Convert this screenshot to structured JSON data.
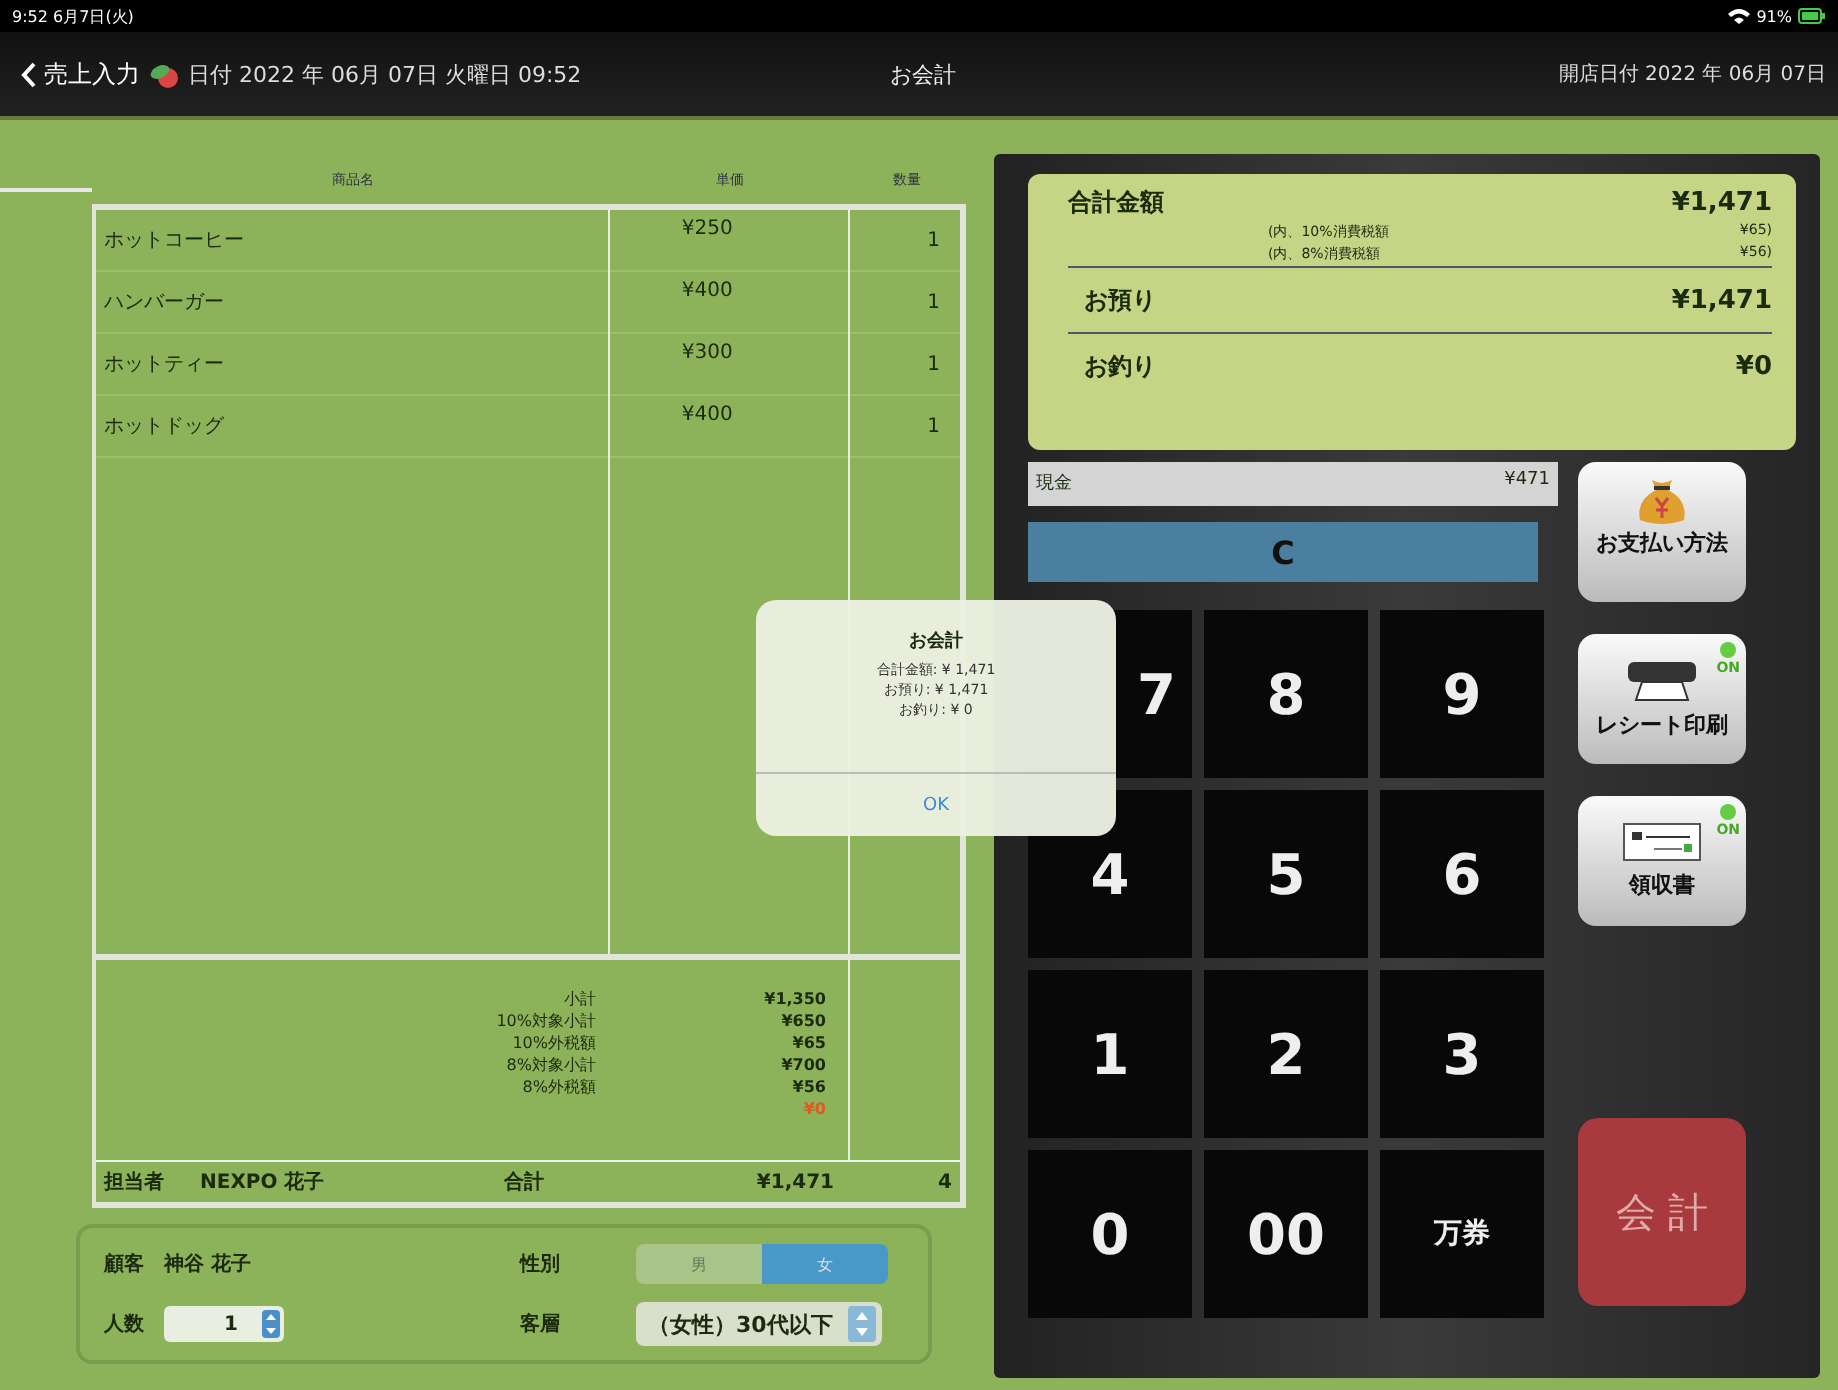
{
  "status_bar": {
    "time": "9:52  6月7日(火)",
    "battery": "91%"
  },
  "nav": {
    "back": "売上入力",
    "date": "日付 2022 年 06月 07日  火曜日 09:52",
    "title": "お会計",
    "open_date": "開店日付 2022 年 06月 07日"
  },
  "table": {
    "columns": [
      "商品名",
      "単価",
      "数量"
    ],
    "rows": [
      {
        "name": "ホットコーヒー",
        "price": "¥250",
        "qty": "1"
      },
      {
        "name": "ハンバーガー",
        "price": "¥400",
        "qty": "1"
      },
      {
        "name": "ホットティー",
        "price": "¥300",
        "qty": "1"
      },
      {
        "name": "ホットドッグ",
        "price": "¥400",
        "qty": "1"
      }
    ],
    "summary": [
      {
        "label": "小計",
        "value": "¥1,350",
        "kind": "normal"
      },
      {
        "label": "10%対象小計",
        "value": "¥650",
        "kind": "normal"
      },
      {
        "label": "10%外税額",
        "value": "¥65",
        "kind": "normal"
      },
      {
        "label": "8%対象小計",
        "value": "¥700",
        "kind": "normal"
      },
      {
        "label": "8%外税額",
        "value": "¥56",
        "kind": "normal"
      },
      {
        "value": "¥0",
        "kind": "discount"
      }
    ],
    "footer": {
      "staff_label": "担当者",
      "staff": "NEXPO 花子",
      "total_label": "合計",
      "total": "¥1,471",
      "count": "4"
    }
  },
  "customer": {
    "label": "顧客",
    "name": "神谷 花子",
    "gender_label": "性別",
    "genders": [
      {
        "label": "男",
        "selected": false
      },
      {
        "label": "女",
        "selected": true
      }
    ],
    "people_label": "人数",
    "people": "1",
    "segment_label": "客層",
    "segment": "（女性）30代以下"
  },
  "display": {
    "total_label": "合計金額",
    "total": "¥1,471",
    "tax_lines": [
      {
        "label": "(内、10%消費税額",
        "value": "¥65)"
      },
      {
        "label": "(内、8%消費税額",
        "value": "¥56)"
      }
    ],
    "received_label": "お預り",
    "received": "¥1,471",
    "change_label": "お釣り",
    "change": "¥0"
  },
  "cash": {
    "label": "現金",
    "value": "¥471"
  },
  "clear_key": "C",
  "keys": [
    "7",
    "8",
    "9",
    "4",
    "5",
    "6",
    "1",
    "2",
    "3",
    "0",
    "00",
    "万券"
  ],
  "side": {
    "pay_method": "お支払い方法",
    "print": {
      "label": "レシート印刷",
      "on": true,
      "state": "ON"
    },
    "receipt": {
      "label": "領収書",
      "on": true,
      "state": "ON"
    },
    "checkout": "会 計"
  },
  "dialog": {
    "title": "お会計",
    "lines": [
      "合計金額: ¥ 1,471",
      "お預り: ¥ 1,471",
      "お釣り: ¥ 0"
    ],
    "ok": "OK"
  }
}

**THE REQUEST**:
Skip the pictures, then retype every line above exactly.

**CORRECT RESPONSE**:
Convert this screenshot to structured JSON data.
{
  "status_bar": {
    "time": "9:52  6月7日(火)",
    "battery": "91%"
  },
  "nav": {
    "back": "売上入力",
    "date": "日付 2022 年 06月 07日  火曜日 09:52",
    "title": "お会計",
    "open_date": "開店日付 2022 年 06月 07日"
  },
  "table": {
    "columns": [
      "商品名",
      "単価",
      "数量"
    ],
    "rows": [
      {
        "name": "ホットコーヒー",
        "price": "¥250",
        "qty": "1"
      },
      {
        "name": "ハンバーガー",
        "price": "¥400",
        "qty": "1"
      },
      {
        "name": "ホットティー",
        "price": "¥300",
        "qty": "1"
      },
      {
        "name": "ホットドッグ",
        "price": "¥400",
        "qty": "1"
      }
    ],
    "summary": [
      {
        "label": "小計",
        "value": "¥1,350",
        "kind": "normal"
      },
      {
        "label": "10%対象小計",
        "value": "¥650",
        "kind": "normal"
      },
      {
        "label": "10%外税額",
        "value": "¥65",
        "kind": "normal"
      },
      {
        "label": "8%対象小計",
        "value": "¥700",
        "kind": "normal"
      },
      {
        "label": "8%外税額",
        "value": "¥56",
        "kind": "normal"
      },
      {
        "value": "¥0",
        "kind": "discount"
      }
    ],
    "footer": {
      "staff_label": "担当者",
      "staff": "NEXPO 花子",
      "total_label": "合計",
      "total": "¥1,471",
      "count": "4"
    }
  },
  "customer": {
    "label": "顧客",
    "name": "神谷 花子",
    "gender_label": "性別",
    "genders": [
      {
        "label": "男",
        "selected": false
      },
      {
        "label": "女",
        "selected": true
      }
    ],
    "people_label": "人数",
    "people": "1",
    "segment_label": "客層",
    "segment": "（女性）30代以下"
  },
  "display": {
    "total_label": "合計金額",
    "total": "¥1,471",
    "tax_lines": [
      {
        "label": "(内、10%消費税額",
        "value": "¥65)"
      },
      {
        "label": "(内、8%消費税額",
        "value": "¥56)"
      }
    ],
    "received_label": "お預り",
    "received": "¥1,471",
    "change_label": "お釣り",
    "change": "¥0"
  },
  "cash": {
    "label": "現金",
    "value": "¥471"
  },
  "clear_key": "C",
  "keys": [
    "7",
    "8",
    "9",
    "4",
    "5",
    "6",
    "1",
    "2",
    "3",
    "0",
    "00",
    "万券"
  ],
  "side": {
    "pay_method": "お支払い方法",
    "print": {
      "label": "レシート印刷",
      "on": true,
      "state": "ON"
    },
    "receipt": {
      "label": "領収書",
      "on": true,
      "state": "ON"
    },
    "checkout": "会 計"
  },
  "dialog": {
    "title": "お会計",
    "lines": [
      "合計金額: ¥ 1,471",
      "お預り: ¥ 1,471",
      "お釣り: ¥ 0"
    ],
    "ok": "OK"
  }
}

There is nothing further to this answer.